#### [JOB]
From the listing below, pull out every line where the string "Butil" appears.

[Data listing]
## start

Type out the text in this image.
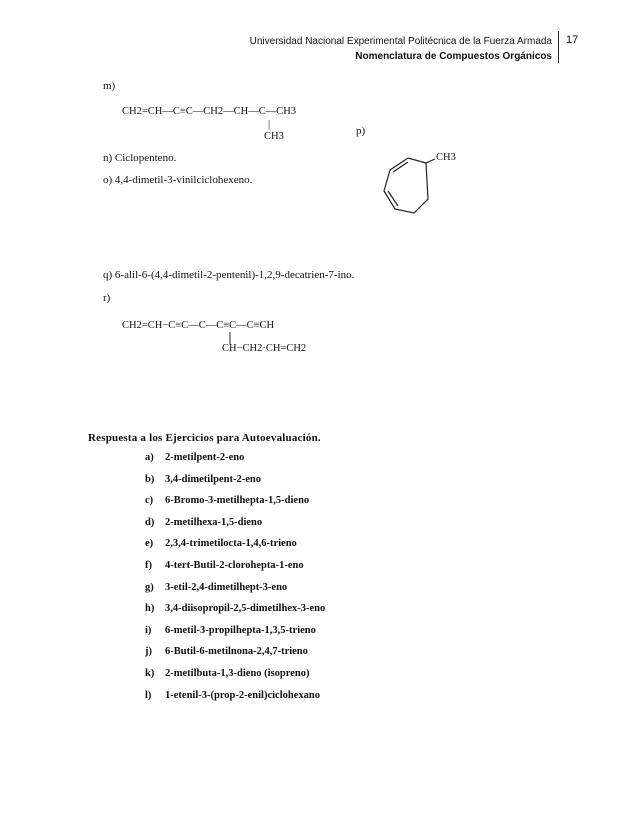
Universidad Nacional Experimental Politécnica de la Fuerza Armada
Nomenclatura de Compuestos Orgánicos
17
m)
CH2=CH—C≡C—CH2—CH—C—CH3
|
CH3	p)
n) Ciclopenteno.
o) 4,4-dimetil-3-vinilciclohexeno.
CH3
q) 6-alil-6-(4,4-dimetil-2-pentenil)-1,2,9-decatrien-7-ino.
r)
CH2=CH−C≡C—C—C≡C—C≡CH
CH−CH2·CH=CH2
Respuesta a los Ejercicios para Autoevaluación.
a) 2-metilpent-2-eno
b) 3,4-dimetilpent-2-eno
c) 6-Bromo-3-metilhepta-1,5-dieno
d) 2-metilhexa-1,5-dieno
e) 2,3,4-trimetilocta-1,4,6-trieno
f) 4-tert-Butil-2-clorohepta-1-eno
g) 3-etil-2,4-dimetilhept-3-eno
h) 3,4-diisopropil-2,5-dimetilhex-3-eno
i) 6-metil-3-propilhepta-1,3,5-trieno
j) 6-Butil-6-metilnona-2,4,7-trieno
k) 2-metilbuta-1,3-dieno (isopreno)
l) 1-etenil-3-(prop-2-enil)ciclohexano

## end

#### [ANSWER TO THIS TASK]
f) 4-tert-Butil-2-clorohepta-1-eno
j) 6-Butil-6-metilnona-2,4,7-trieno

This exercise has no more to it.